** Start of Stored data **

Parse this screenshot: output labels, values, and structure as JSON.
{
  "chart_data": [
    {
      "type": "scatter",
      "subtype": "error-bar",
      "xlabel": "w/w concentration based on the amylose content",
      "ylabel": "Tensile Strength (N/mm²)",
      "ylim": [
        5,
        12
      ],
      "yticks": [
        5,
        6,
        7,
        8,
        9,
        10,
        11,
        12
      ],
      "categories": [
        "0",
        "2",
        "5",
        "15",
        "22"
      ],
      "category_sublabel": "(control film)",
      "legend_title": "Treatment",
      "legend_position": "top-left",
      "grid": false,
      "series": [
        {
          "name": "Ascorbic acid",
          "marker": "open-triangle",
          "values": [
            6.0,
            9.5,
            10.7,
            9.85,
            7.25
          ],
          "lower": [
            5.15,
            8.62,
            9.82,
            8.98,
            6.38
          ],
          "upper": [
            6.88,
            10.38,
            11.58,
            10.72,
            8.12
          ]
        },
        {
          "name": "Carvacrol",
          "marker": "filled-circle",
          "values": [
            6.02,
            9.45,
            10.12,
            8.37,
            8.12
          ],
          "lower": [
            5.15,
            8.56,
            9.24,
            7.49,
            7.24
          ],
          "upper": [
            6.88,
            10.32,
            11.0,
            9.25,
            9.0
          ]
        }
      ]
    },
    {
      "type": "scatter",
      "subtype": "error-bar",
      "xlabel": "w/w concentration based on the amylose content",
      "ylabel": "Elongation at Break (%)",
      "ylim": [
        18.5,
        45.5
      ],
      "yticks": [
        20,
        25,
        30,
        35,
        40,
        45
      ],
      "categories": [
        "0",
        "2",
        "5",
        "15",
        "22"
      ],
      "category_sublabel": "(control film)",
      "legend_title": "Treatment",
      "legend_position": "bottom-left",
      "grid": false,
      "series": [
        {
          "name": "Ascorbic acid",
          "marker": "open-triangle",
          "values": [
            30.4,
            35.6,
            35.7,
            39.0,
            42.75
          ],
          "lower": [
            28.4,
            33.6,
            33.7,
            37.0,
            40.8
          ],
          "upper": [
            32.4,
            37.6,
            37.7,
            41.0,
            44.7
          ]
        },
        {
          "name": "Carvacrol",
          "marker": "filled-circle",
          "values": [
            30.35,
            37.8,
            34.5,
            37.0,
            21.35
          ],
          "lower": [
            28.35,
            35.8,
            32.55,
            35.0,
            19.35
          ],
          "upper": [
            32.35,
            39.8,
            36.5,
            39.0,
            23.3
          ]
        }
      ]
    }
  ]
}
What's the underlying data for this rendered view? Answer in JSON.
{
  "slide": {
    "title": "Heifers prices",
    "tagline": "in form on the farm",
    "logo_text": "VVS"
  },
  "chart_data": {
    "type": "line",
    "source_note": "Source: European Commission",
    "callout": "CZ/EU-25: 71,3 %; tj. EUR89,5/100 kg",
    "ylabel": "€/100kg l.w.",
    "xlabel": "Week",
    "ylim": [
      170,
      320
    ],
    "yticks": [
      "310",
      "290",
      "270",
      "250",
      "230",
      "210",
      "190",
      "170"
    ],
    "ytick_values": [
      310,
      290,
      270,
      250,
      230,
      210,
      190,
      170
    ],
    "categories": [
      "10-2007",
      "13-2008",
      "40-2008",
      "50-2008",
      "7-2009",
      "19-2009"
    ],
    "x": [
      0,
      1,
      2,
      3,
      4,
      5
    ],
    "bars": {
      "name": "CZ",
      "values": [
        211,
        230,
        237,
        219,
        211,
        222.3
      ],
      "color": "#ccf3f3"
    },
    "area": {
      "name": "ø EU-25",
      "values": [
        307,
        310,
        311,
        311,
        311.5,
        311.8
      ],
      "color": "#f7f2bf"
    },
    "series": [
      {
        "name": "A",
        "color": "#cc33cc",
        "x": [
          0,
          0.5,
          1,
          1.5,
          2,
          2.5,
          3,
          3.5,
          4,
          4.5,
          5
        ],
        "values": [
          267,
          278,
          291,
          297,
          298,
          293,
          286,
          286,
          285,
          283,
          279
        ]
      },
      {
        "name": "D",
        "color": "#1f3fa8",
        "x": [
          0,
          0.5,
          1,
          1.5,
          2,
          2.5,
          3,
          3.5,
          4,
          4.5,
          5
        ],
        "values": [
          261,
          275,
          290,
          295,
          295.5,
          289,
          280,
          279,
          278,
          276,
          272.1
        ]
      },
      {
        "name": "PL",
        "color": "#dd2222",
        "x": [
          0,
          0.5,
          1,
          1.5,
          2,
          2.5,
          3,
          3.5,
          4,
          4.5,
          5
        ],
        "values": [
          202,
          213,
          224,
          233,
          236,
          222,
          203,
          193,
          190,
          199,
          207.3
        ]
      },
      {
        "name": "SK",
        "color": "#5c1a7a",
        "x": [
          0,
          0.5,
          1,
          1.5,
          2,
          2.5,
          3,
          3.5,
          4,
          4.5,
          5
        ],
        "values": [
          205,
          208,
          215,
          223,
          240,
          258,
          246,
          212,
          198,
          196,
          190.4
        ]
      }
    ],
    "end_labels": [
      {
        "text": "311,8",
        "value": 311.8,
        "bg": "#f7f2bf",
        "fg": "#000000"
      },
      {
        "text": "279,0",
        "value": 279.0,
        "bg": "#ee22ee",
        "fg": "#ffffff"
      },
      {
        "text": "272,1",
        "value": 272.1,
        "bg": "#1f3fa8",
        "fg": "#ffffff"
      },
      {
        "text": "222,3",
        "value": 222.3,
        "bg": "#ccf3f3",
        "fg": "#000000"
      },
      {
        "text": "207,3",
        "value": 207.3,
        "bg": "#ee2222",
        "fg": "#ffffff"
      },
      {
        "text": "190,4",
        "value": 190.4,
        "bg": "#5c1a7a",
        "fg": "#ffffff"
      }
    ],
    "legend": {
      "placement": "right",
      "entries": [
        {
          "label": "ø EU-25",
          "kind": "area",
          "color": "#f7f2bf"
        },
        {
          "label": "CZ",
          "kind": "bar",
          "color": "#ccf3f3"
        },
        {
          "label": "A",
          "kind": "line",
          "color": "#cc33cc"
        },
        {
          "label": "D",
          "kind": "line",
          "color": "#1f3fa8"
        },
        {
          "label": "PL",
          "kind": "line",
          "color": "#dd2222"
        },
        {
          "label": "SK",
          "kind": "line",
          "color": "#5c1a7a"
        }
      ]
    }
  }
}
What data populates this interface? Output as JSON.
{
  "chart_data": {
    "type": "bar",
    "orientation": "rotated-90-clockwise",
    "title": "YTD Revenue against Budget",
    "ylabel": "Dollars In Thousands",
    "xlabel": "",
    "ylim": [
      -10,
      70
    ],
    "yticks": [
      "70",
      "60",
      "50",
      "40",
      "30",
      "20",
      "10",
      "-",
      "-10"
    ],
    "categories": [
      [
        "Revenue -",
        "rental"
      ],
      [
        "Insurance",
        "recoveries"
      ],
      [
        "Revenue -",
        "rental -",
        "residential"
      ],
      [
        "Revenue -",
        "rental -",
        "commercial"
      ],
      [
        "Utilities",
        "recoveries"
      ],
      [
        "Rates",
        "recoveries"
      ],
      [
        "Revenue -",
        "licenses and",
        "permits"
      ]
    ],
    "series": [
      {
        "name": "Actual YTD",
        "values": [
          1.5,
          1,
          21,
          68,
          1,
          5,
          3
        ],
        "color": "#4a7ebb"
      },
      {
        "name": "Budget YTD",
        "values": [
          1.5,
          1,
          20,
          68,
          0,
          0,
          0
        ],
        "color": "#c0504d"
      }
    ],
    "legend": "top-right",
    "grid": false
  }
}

** End of Stored data **

_Job_:
Output the full listing without altering anything.

_Response below_:
Parse this screenshot: output labels, values, and structure as JSON.
{
  "chart_data": [
    {
      "type": "scatter",
      "subtype": "error-bar",
      "xlabel": "w/w concentration based on the amylose content",
      "ylabel": "Tensile Strength (N/mm²)",
      "ylim": [
        5,
        12
      ],
      "yticks": [
        5,
        6,
        7,
        8,
        9,
        10,
        11,
        12
      ],
      "categories": [
        "0",
        "2",
        "5",
        "15",
        "22"
      ],
      "category_sublabel": "(control film)",
      "legend_title": "Treatment",
      "legend_position": "top-left",
      "grid": false,
      "series": [
        {
          "name": "Ascorbic acid",
          "marker": "open-triangle",
          "values": [
            6.0,
            9.5,
            10.7,
            9.85,
            7.25
          ],
          "lower": [
            5.15,
            8.62,
            9.82,
            8.98,
            6.38
          ],
          "upper": [
            6.88,
            10.38,
            11.58,
            10.72,
            8.12
          ]
        },
        {
          "name": "Carvacrol",
          "marker": "filled-circle",
          "values": [
            6.02,
            9.45,
            10.12,
            8.37,
            8.12
          ],
          "lower": [
            5.15,
            8.56,
            9.24,
            7.49,
            7.24
          ],
          "upper": [
            6.88,
            10.32,
            11.0,
            9.25,
            9.0
          ]
        }
      ]
    },
    {
      "type": "scatter",
      "subtype": "error-bar",
      "xlabel": "w/w concentration based on the amylose content",
      "ylabel": "Elongation at Break (%)",
      "ylim": [
        18.5,
        45.5
      ],
      "yticks": [
        20,
        25,
        30,
        35,
        40,
        45
      ],
      "categories": [
        "0",
        "2",
        "5",
        "15",
        "22"
      ],
      "category_sublabel": "(control film)",
      "legend_title": "Treatment",
      "legend_position": "bottom-left",
      "grid": false,
      "series": [
        {
          "name": "Ascorbic acid",
          "marker": "open-triangle",
          "values": [
            30.4,
            35.6,
            35.7,
            39.0,
            42.75
          ],
          "lower": [
            28.4,
            33.6,
            33.7,
            37.0,
            40.8
          ],
          "upper": [
            32.4,
            37.6,
            37.7,
            41.0,
            44.7
          ]
        },
        {
          "name": "Carvacrol",
          "marker": "filled-circle",
          "values": [
            30.35,
            37.8,
            34.5,
            37.0,
            21.35
          ],
          "lower": [
            28.35,
            35.8,
            32.55,
            35.0,
            19.35
          ],
          "upper": [
            32.35,
            39.8,
            36.5,
            39.0,
            23.3
          ]
        }
      ]
    }
  ]
}
What's the underlying data for this rendered view? Answer in JSON.
{
  "slide": {
    "title": "Heifers prices",
    "tagline": "in form on the farm",
    "logo_text": "VVS"
  },
  "chart_data": {
    "type": "line",
    "source_note": "Source: European Commission",
    "callout": "CZ/EU-25: 71,3 %; tj. EUR89,5/100 kg",
    "ylabel": "€/100kg l.w.",
    "xlabel": "Week",
    "ylim": [
      170,
      320
    ],
    "yticks": [
      "310",
      "290",
      "270",
      "250",
      "230",
      "210",
      "190",
      "170"
    ],
    "ytick_values": [
      310,
      290,
      270,
      250,
      230,
      210,
      190,
      170
    ],
    "categories": [
      "10-2007",
      "13-2008",
      "40-2008",
      "50-2008",
      "7-2009",
      "19-2009"
    ],
    "x": [
      0,
      1,
      2,
      3,
      4,
      5
    ],
    "bars": {
      "name": "CZ",
      "values": [
        211,
        230,
        237,
        219,
        211,
        222.3
      ],
      "color": "#ccf3f3"
    },
    "area": {
      "name": "ø EU-25",
      "values": [
        307,
        310,
        311,
        311,
        311.5,
        311.8
      ],
      "color": "#f7f2bf"
    },
    "series": [
      {
        "name": "A",
        "color": "#cc33cc",
        "x": [
          0,
          0.5,
          1,
          1.5,
          2,
          2.5,
          3,
          3.5,
          4,
          4.5,
          5
        ],
        "values": [
          267,
          278,
          291,
          297,
          298,
          293,
          286,
          286,
          285,
          283,
          279
        ]
      },
      {
        "name": "D",
        "color": "#1f3fa8",
        "x": [
          0,
          0.5,
          1,
          1.5,
          2,
          2.5,
          3,
          3.5,
          4,
          4.5,
          5
        ],
        "values": [
          261,
          275,
          290,
          295,
          295.5,
          289,
          280,
          279,
          278,
          276,
          272.1
        ]
      },
      {
        "name": "PL",
        "color": "#dd2222",
        "x": [
          0,
          0.5,
          1,
          1.5,
          2,
          2.5,
          3,
          3.5,
          4,
          4.5,
          5
        ],
        "values": [
          202,
          213,
          224,
          233,
          236,
          222,
          203,
          193,
          190,
          199,
          207.3
        ]
      },
      {
        "name": "SK",
        "color": "#5c1a7a",
        "x": [
          0,
          0.5,
          1,
          1.5,
          2,
          2.5,
          3,
          3.5,
          4,
          4.5,
          5
        ],
        "values": [
          205,
          208,
          215,
          223,
          240,
          258,
          246,
          212,
          198,
          196,
          190.4
        ]
      }
    ],
    "end_labels": [
      {
        "text": "311,8",
        "value": 311.8,
        "bg": "#f7f2bf",
        "fg": "#000000"
      },
      {
        "text": "279,0",
        "value": 279.0,
        "bg": "#ee22ee",
        "fg": "#ffffff"
      },
      {
        "text": "272,1",
        "value": 272.1,
        "bg": "#1f3fa8",
        "fg": "#ffffff"
      },
      {
        "text": "222,3",
        "value": 222.3,
        "bg": "#ccf3f3",
        "fg": "#000000"
      },
      {
        "text": "207,3",
        "value": 207.3,
        "bg": "#ee2222",
        "fg": "#ffffff"
      },
      {
        "text": "190,4",
        "value": 190.4,
        "bg": "#5c1a7a",
        "fg": "#ffffff"
      }
    ],
    "legend": {
      "placement": "right",
      "entries": [
        {
          "label": "ø EU-25",
          "kind": "area",
          "color": "#f7f2bf"
        },
        {
          "label": "CZ",
          "kind": "bar",
          "color": "#ccf3f3"
        },
        {
          "label": "A",
          "kind": "line",
          "color": "#cc33cc"
        },
        {
          "label": "D",
          "kind": "line",
          "color": "#1f3fa8"
        },
        {
          "label": "PL",
          "kind": "line",
          "color": "#dd2222"
        },
        {
          "label": "SK",
          "kind": "line",
          "color": "#5c1a7a"
        }
      ]
    }
  }
}
What data populates this interface? Output as JSON.
{
  "chart_data": {
    "type": "bar",
    "orientation": "rotated-90-clockwise",
    "title": "YTD Revenue against Budget",
    "ylabel": "Dollars In Thousands",
    "xlabel": "",
    "ylim": [
      -10,
      70
    ],
    "yticks": [
      "70",
      "60",
      "50",
      "40",
      "30",
      "20",
      "10",
      "-",
      "-10"
    ],
    "categories": [
      [
        "Revenue -",
        "rental"
      ],
      [
        "Insurance",
        "recoveries"
      ],
      [
        "Revenue -",
        "rental -",
        "residential"
      ],
      [
        "Revenue -",
        "rental -",
        "commercial"
      ],
      [
        "Utilities",
        "recoveries"
      ],
      [
        "Rates",
        "recoveries"
      ],
      [
        "Revenue -",
        "licenses and",
        "permits"
      ]
    ],
    "series": [
      {
        "name": "Actual YTD",
        "values": [
          1.5,
          1,
          21,
          68,
          1,
          5,
          3
        ],
        "color": "#4a7ebb"
      },
      {
        "name": "Budget YTD",
        "values": [
          1.5,
          1,
          20,
          68,
          0,
          0,
          0
        ],
        "color": "#c0504d"
      }
    ],
    "legend": "top-right",
    "grid": false
  }
}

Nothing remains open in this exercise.